> [GOAL OF THE EXERCISE] Tally the lines containing the word "name" and give the total alone.

> [GIVEN DATA]
╭──
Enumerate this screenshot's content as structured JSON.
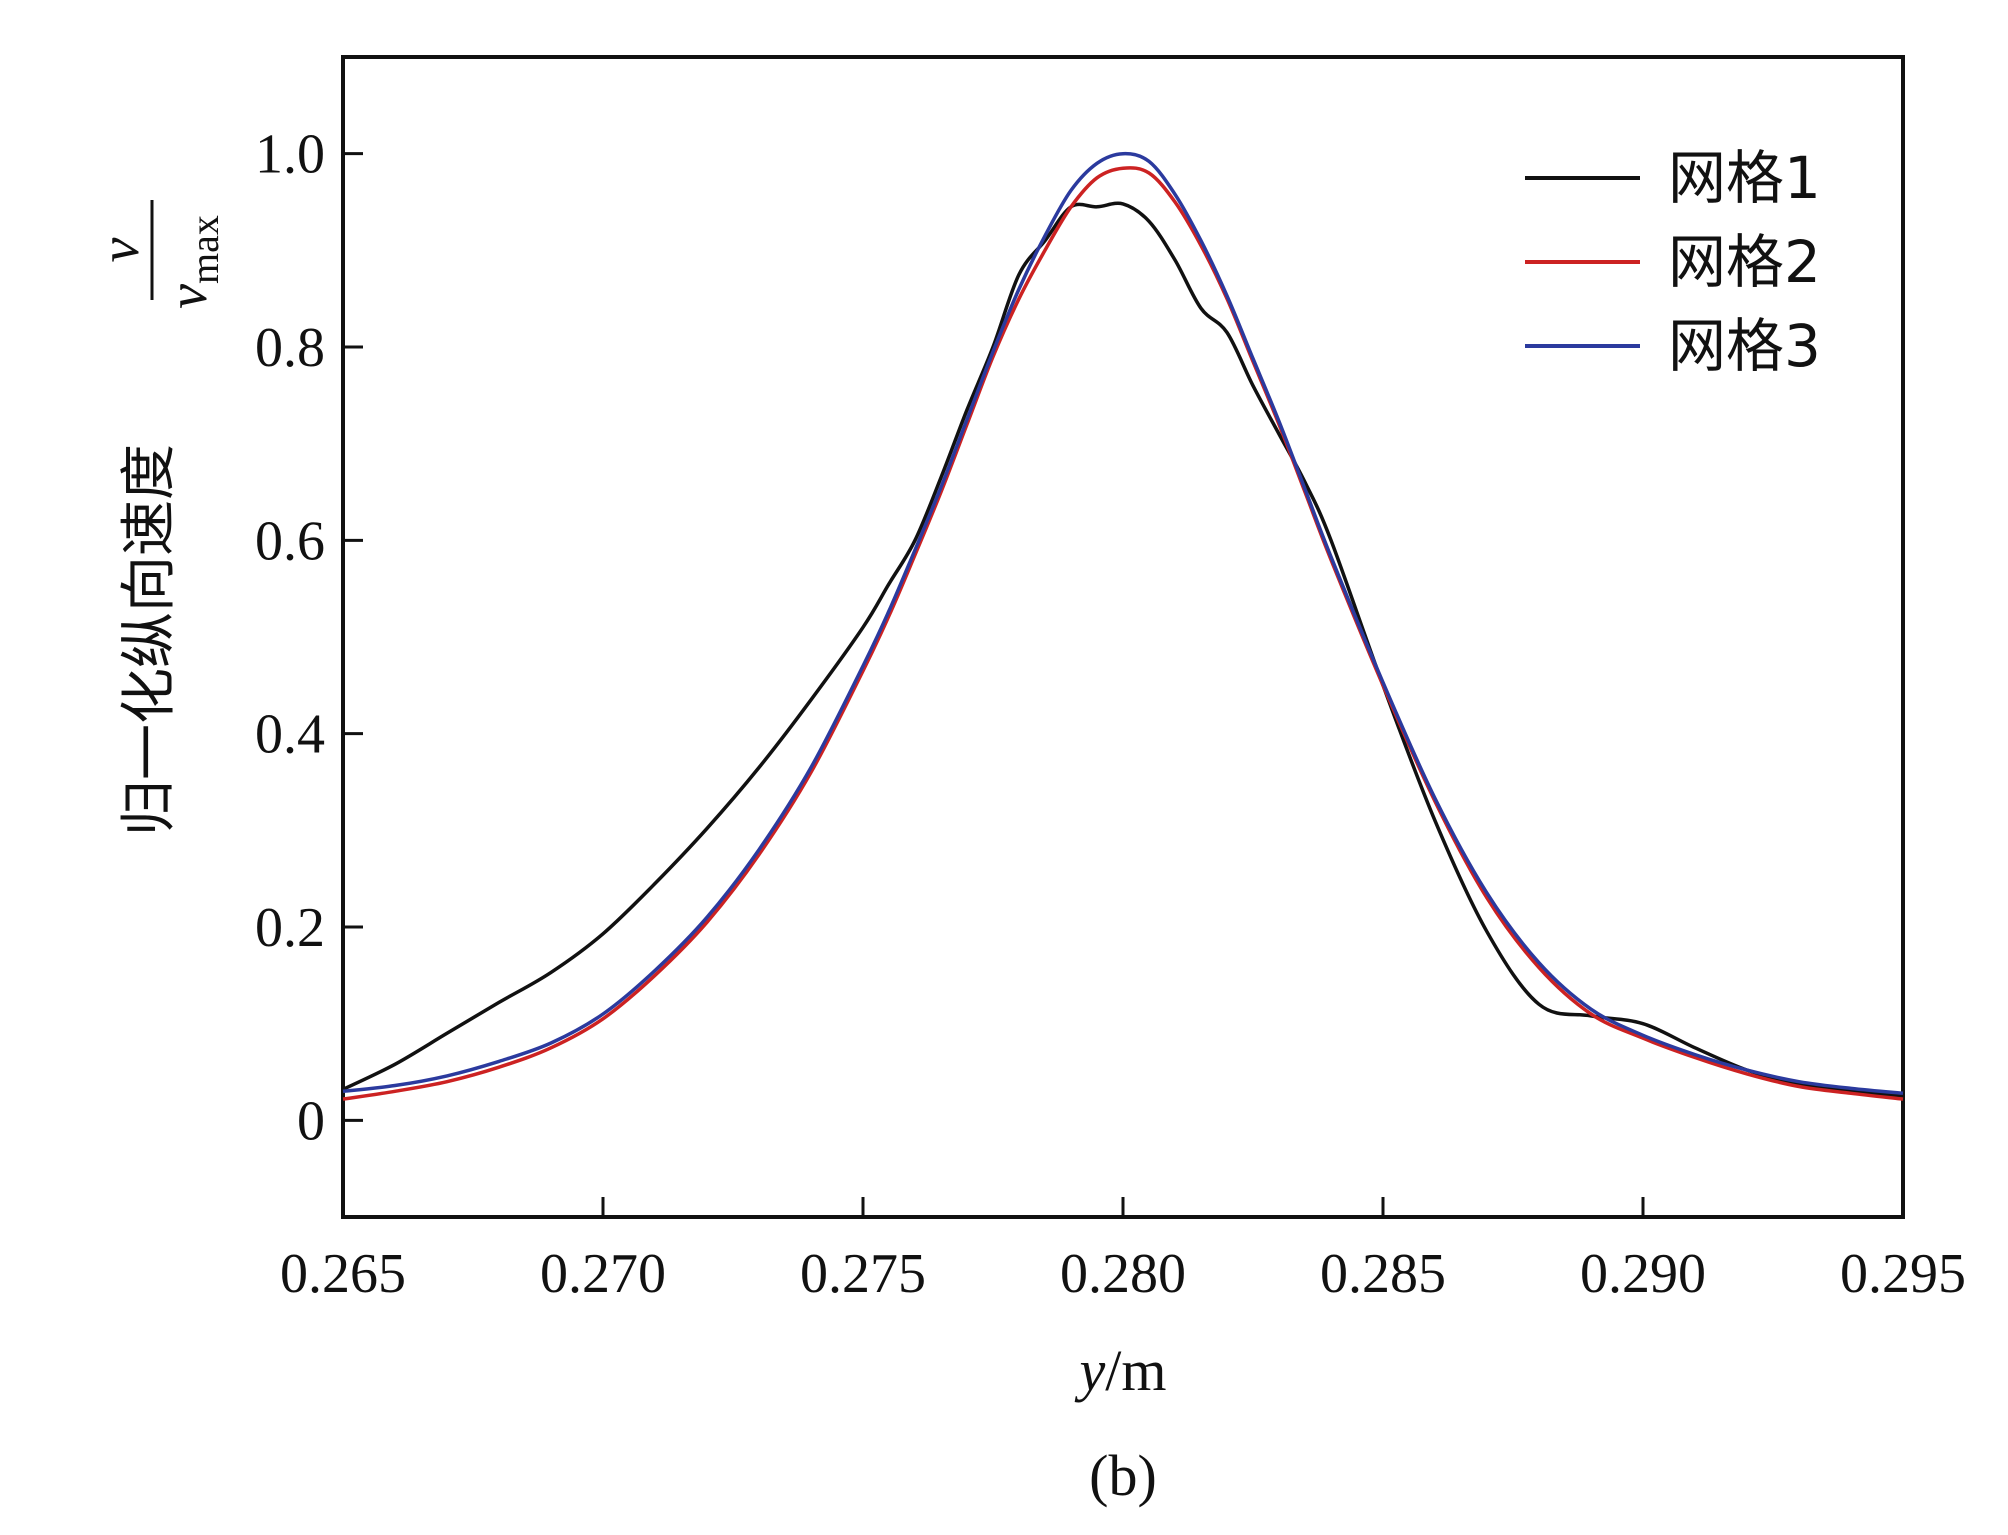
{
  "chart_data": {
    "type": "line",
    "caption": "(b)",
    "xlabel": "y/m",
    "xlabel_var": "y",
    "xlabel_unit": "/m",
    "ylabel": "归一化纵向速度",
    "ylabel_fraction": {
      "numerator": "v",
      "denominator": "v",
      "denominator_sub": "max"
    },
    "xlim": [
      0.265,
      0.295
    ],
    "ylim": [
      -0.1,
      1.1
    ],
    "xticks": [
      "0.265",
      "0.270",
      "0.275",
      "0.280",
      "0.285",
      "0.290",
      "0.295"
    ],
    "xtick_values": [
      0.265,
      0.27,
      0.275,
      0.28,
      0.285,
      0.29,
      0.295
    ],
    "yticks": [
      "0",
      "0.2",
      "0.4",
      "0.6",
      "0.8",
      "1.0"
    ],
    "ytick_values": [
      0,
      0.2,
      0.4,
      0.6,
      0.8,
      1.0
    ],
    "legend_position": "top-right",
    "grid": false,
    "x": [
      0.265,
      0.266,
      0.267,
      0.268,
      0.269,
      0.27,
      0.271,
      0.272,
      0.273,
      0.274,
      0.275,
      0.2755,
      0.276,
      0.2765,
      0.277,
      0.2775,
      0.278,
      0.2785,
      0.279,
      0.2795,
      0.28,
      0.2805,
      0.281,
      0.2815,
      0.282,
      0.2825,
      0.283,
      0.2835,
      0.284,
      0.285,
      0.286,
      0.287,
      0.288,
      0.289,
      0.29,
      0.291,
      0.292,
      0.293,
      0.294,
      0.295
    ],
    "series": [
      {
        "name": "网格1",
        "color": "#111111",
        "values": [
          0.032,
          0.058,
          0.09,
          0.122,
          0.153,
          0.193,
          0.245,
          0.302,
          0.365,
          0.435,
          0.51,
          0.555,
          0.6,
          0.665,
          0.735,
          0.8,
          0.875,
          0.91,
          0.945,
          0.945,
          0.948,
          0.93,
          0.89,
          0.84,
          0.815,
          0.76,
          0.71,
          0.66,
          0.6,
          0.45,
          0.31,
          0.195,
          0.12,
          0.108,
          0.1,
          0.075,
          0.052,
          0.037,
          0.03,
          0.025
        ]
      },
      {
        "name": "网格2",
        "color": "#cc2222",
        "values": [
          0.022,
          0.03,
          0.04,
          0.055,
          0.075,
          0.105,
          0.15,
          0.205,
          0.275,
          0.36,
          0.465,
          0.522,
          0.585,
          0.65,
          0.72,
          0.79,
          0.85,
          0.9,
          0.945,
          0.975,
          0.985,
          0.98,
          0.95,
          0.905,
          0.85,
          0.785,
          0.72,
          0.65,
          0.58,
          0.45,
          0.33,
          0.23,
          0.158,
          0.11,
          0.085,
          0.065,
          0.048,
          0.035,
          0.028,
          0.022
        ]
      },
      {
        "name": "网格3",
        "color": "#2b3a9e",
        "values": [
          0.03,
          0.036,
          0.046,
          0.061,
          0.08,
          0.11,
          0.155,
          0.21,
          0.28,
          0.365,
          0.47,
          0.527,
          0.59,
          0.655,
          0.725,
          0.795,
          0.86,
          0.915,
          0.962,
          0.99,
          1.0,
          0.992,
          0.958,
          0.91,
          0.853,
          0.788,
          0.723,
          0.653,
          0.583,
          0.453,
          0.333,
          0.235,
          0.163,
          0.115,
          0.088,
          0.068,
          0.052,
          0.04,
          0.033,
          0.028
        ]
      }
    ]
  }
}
╰──
╭──
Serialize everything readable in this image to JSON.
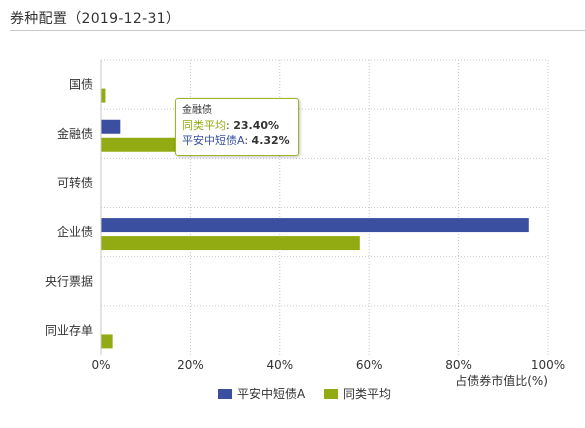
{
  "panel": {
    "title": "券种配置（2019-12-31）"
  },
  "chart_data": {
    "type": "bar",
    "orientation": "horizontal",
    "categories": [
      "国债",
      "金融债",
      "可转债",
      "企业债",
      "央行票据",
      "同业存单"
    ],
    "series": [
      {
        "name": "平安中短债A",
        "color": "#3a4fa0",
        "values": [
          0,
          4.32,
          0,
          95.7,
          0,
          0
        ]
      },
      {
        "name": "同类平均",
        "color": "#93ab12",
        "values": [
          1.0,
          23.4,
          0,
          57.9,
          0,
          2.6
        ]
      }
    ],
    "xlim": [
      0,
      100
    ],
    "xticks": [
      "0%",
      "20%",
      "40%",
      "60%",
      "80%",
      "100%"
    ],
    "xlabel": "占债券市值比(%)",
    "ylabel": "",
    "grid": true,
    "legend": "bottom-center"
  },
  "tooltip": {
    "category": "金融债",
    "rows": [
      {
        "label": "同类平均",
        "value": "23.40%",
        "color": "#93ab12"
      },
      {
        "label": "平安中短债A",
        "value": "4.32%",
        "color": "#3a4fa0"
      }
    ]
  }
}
╰──
╭──
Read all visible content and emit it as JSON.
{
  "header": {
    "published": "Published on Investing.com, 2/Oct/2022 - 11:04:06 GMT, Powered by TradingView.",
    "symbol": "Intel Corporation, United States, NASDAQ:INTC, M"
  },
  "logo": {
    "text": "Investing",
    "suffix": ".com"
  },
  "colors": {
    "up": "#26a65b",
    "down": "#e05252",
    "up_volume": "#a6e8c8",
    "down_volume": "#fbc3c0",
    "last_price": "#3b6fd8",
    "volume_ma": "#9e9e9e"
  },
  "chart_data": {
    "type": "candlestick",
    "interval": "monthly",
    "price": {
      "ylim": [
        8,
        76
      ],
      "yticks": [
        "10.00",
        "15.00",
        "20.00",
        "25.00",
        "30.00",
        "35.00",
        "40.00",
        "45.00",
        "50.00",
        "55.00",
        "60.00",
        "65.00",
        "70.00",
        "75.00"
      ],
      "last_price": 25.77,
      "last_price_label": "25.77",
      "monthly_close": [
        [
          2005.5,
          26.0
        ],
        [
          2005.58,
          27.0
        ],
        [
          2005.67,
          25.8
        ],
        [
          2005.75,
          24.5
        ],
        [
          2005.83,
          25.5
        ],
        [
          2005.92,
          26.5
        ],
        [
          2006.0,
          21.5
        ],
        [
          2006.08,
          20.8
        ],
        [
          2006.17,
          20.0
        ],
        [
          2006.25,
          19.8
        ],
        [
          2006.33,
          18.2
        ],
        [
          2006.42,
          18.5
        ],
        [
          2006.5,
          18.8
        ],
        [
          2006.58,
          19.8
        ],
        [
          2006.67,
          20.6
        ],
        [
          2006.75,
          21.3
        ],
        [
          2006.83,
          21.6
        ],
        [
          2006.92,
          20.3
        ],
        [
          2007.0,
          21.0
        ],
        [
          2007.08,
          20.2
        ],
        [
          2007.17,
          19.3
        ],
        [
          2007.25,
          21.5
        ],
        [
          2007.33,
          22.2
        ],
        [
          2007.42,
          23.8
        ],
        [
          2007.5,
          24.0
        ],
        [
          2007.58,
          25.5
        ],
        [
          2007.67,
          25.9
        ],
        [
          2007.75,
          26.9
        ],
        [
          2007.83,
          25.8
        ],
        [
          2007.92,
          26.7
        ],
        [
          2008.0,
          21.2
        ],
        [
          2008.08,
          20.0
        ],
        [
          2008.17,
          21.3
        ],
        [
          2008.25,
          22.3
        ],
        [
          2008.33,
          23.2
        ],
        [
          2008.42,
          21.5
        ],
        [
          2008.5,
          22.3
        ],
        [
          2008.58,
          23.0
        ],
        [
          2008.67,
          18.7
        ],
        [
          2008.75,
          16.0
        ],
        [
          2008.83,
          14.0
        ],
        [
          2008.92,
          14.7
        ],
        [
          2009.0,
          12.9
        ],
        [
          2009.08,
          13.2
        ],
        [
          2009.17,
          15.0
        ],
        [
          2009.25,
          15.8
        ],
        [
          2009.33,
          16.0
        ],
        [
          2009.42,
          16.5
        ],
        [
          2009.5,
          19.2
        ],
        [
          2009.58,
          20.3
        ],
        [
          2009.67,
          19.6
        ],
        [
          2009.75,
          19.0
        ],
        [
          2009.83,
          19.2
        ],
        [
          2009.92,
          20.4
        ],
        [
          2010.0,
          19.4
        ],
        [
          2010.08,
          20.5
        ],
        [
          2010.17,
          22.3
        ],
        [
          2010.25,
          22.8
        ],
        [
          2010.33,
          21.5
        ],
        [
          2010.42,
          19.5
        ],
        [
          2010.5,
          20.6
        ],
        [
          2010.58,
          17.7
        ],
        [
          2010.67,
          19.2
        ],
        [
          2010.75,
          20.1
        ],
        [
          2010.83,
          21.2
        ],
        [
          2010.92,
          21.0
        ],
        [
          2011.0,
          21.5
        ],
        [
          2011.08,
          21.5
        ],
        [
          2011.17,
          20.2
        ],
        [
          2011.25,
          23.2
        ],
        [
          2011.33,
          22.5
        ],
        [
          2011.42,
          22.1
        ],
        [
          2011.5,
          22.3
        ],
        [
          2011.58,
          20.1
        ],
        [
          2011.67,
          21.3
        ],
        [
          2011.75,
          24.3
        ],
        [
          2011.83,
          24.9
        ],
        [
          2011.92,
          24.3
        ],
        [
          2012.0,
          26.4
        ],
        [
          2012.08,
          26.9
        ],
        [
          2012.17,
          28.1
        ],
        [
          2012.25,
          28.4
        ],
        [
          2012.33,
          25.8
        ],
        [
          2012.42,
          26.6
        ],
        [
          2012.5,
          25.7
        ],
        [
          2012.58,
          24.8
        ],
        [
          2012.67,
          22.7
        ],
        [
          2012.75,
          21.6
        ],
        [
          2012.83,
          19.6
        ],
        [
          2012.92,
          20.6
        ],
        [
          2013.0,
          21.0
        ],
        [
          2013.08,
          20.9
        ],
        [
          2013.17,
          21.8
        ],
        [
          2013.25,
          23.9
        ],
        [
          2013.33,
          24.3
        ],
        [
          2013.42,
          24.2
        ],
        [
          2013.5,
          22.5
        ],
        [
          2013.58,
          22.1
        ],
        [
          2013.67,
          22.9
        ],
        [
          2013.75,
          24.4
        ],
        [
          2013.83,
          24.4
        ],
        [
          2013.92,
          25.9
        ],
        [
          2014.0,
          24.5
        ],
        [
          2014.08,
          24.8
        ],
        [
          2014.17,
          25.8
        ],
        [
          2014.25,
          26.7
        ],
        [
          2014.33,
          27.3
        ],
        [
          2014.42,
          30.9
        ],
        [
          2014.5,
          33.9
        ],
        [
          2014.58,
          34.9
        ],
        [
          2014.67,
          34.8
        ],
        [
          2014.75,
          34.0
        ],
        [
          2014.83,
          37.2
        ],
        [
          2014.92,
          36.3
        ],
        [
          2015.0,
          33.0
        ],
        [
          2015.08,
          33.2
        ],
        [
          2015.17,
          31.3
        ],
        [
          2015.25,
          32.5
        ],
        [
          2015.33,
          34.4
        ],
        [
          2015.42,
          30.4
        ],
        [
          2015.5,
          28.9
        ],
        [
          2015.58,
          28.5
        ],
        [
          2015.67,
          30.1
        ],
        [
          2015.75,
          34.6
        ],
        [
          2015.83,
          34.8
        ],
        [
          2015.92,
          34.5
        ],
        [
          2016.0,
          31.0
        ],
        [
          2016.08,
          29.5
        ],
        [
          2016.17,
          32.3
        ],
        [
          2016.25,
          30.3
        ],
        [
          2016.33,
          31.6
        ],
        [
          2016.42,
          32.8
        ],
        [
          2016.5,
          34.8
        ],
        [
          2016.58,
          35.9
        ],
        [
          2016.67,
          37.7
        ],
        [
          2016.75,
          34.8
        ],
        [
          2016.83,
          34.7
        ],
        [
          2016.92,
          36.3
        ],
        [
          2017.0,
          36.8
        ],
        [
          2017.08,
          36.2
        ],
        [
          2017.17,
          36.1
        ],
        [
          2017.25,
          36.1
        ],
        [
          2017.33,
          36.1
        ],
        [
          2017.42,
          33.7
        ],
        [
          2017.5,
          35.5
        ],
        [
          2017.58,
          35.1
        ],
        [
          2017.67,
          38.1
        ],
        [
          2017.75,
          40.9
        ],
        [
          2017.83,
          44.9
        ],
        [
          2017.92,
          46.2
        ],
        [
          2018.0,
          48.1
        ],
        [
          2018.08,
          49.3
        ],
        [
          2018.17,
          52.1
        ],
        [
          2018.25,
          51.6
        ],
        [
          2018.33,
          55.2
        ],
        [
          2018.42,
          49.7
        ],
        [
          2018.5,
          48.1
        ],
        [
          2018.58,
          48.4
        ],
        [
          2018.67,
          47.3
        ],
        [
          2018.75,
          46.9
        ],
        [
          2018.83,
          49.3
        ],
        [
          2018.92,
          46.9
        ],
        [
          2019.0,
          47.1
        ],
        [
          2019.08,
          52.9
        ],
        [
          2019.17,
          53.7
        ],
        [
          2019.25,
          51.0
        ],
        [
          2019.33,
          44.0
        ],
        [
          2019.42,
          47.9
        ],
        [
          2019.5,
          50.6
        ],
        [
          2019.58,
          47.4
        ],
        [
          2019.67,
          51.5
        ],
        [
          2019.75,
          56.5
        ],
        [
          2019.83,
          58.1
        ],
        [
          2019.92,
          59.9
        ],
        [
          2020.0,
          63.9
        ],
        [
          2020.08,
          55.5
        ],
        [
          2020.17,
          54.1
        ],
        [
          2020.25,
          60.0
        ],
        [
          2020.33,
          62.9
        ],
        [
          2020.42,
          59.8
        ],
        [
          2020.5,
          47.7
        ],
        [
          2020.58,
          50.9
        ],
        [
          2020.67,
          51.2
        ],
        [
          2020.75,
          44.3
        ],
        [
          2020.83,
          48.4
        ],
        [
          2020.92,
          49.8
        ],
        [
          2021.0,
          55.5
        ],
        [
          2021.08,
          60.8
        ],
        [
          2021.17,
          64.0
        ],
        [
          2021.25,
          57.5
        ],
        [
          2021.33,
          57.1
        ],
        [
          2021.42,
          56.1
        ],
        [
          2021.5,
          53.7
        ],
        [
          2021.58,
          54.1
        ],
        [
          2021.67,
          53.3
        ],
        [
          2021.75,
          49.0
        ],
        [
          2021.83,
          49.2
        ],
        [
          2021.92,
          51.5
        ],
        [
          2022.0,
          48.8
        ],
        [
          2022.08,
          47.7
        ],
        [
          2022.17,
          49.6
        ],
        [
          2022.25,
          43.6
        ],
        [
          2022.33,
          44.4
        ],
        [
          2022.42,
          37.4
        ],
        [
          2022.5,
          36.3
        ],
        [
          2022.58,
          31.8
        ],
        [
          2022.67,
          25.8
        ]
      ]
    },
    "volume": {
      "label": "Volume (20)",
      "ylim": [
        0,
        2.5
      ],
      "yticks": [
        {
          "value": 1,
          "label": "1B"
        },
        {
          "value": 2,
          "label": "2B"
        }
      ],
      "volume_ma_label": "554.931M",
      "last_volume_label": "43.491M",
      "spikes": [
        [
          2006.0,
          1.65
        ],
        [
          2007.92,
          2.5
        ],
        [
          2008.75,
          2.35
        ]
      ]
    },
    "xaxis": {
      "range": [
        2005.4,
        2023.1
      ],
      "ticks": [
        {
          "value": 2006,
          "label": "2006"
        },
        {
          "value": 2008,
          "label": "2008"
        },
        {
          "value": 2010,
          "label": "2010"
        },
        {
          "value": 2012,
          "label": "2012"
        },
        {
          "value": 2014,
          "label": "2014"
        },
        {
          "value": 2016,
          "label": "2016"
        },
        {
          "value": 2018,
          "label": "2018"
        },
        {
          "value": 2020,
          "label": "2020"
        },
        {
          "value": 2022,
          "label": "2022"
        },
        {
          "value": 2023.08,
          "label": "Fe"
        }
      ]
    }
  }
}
╰──
> [RESPONSE TO THIS TASK] 5